## Short task
Within the material below, find each line bearing the word "title" and present it.

:::

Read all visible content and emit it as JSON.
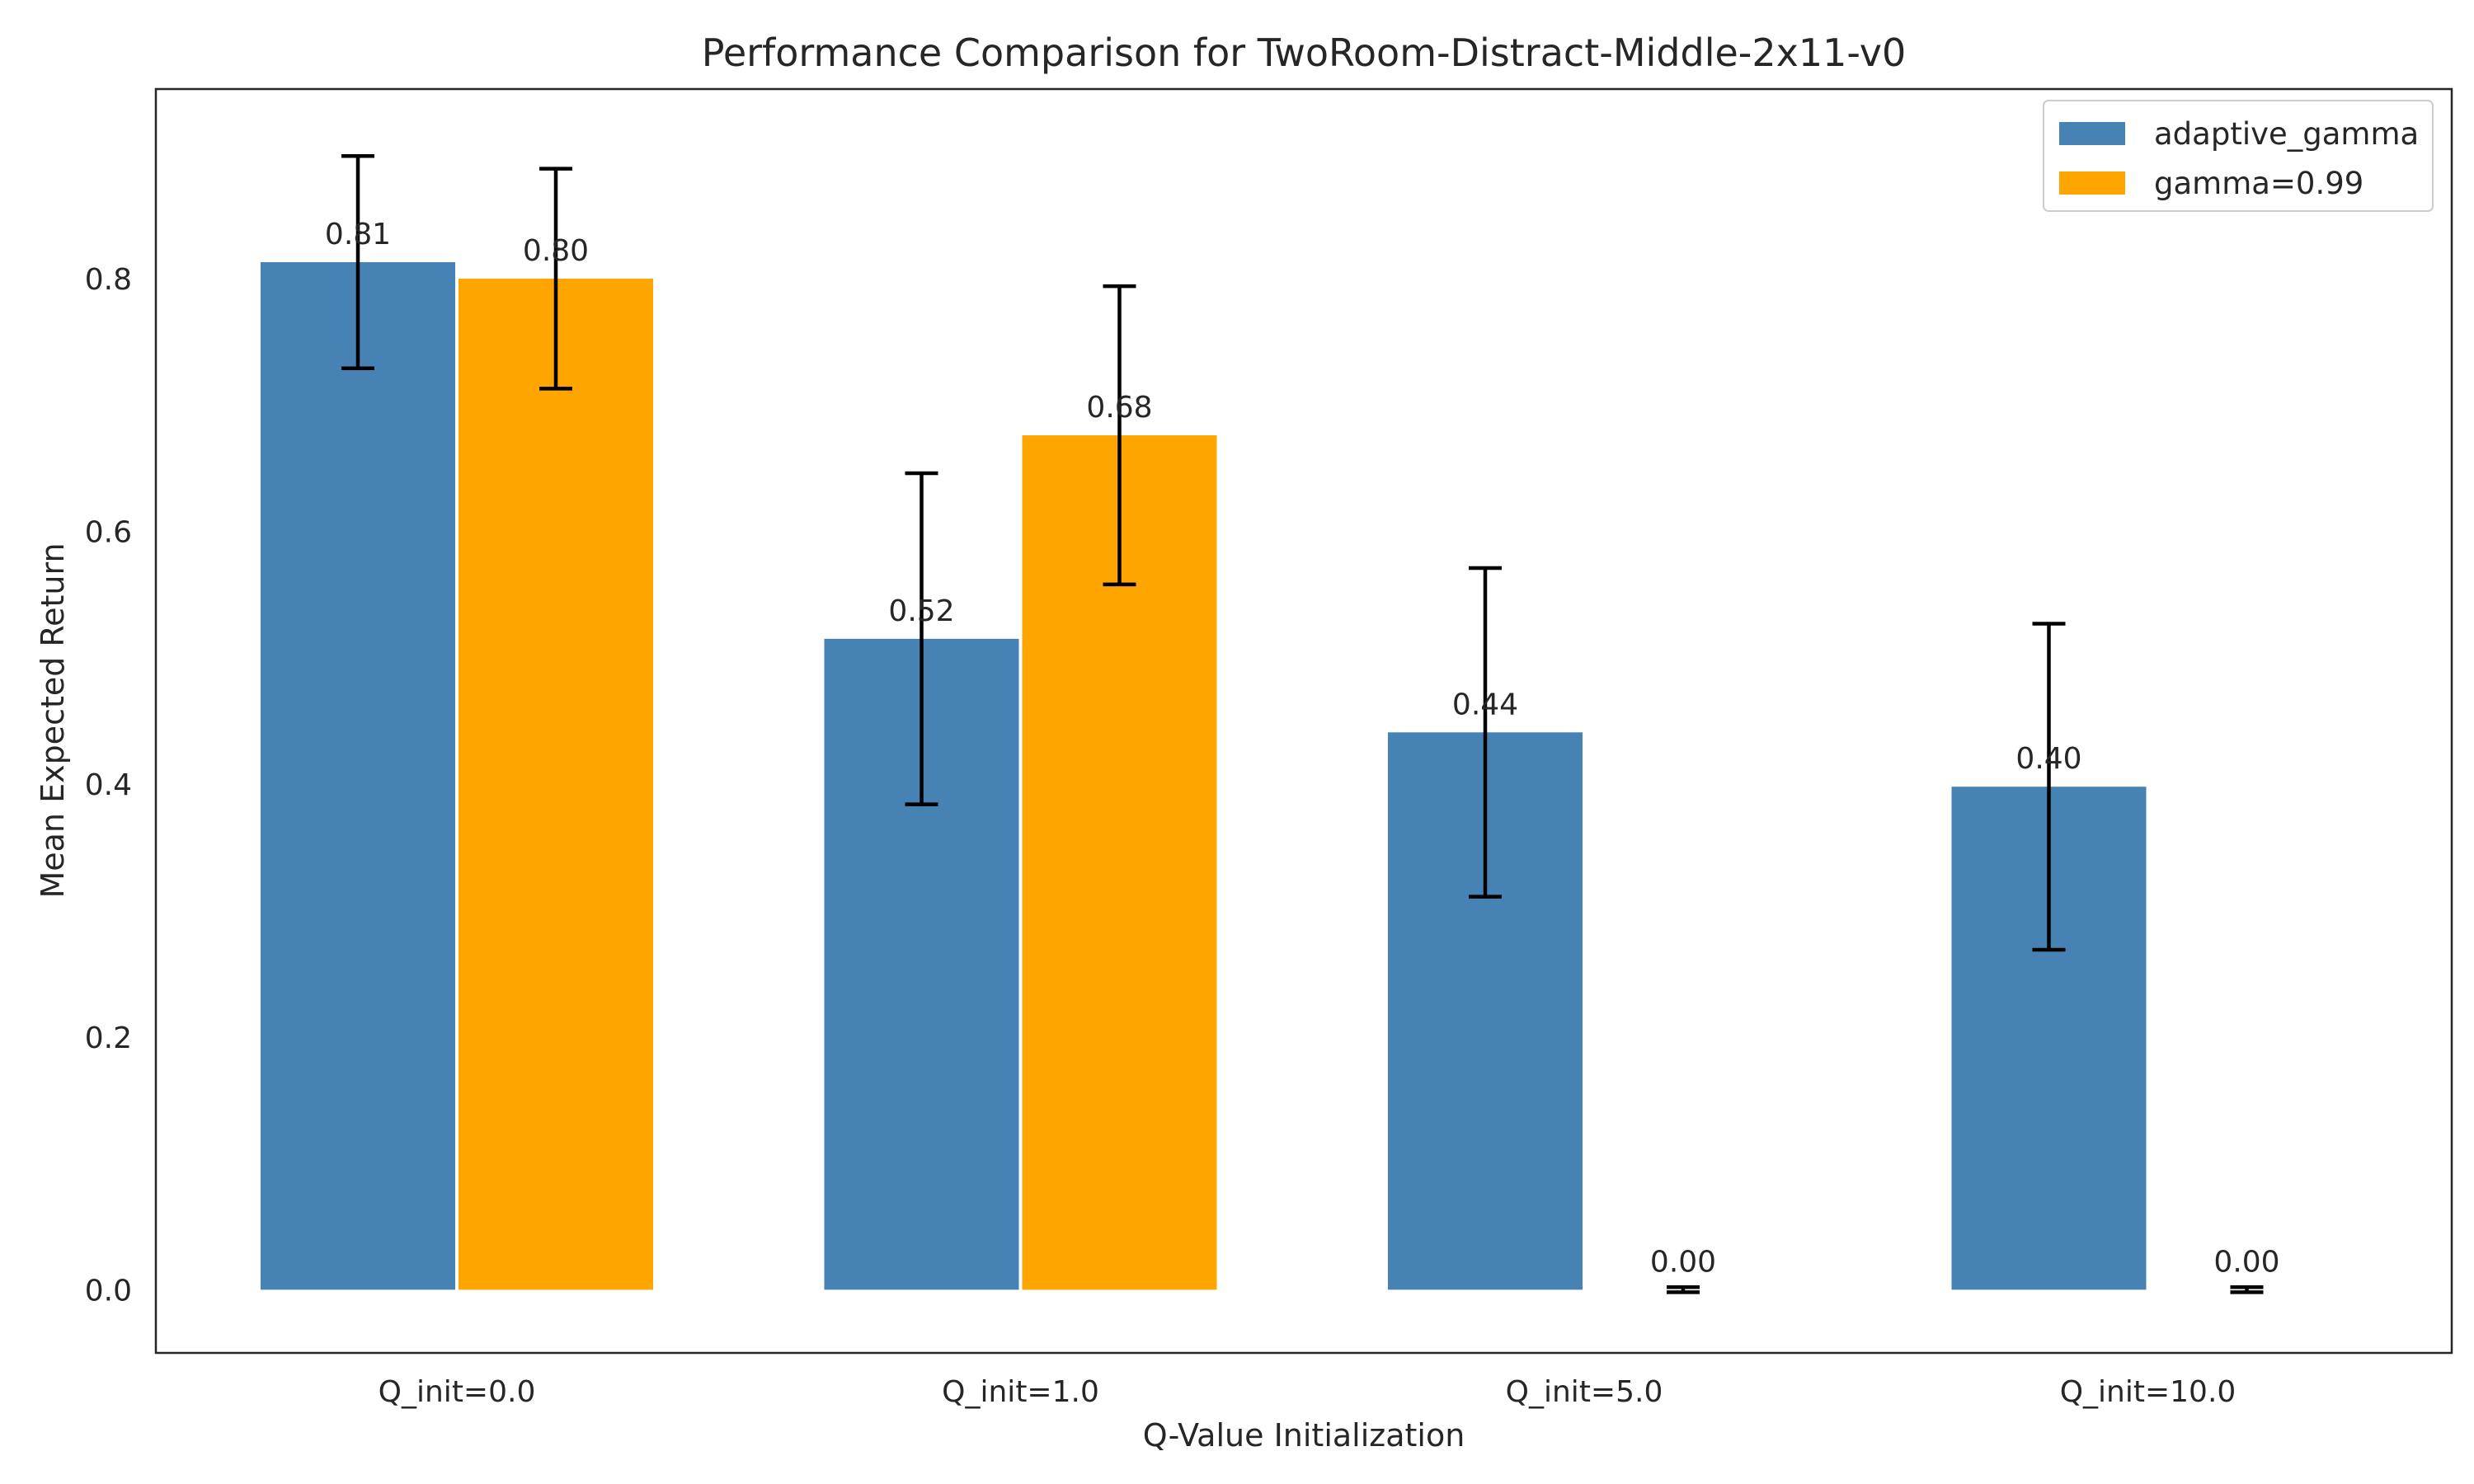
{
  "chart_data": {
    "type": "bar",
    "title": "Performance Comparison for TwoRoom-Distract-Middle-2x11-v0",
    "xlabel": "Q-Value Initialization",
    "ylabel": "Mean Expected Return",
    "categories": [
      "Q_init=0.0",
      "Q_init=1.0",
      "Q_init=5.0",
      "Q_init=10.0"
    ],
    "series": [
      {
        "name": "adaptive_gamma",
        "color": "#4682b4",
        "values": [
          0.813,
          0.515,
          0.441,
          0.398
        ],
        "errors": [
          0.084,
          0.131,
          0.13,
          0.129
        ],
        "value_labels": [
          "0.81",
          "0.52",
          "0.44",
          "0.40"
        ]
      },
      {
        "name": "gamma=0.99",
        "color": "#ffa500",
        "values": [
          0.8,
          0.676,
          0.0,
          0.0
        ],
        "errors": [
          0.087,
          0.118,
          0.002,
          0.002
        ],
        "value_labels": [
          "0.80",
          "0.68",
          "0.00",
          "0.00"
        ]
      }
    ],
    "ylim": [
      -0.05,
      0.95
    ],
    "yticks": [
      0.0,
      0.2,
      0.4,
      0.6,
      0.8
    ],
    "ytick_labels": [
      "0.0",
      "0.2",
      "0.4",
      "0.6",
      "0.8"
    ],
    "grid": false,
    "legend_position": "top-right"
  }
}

:::

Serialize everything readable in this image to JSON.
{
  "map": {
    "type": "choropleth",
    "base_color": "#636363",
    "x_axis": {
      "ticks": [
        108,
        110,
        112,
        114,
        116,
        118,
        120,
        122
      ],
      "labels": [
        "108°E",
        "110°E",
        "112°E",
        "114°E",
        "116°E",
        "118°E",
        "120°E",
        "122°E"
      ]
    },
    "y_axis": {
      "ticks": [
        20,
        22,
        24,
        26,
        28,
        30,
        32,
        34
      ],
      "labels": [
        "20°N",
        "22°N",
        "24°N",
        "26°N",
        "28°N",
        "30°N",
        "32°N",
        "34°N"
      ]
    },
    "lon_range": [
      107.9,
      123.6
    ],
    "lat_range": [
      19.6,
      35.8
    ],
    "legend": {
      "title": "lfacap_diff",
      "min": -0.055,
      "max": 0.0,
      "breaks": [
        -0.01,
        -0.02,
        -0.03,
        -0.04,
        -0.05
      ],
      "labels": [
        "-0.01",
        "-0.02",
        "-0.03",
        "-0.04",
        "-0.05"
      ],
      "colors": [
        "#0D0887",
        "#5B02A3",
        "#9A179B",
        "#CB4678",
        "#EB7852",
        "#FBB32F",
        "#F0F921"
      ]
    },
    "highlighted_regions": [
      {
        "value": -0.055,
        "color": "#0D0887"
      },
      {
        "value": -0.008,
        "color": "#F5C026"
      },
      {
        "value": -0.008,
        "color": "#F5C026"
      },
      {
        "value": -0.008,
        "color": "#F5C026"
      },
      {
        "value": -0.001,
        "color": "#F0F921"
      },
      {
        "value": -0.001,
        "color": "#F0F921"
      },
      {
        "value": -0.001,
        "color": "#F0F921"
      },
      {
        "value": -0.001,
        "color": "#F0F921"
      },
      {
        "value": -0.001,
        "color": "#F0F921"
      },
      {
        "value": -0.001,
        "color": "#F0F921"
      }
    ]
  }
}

:::

## The answer
    "title": "Performance Comparison for TwoRoom-Distract-Middle-2x11-v0",
      "title": "lfacap_diff",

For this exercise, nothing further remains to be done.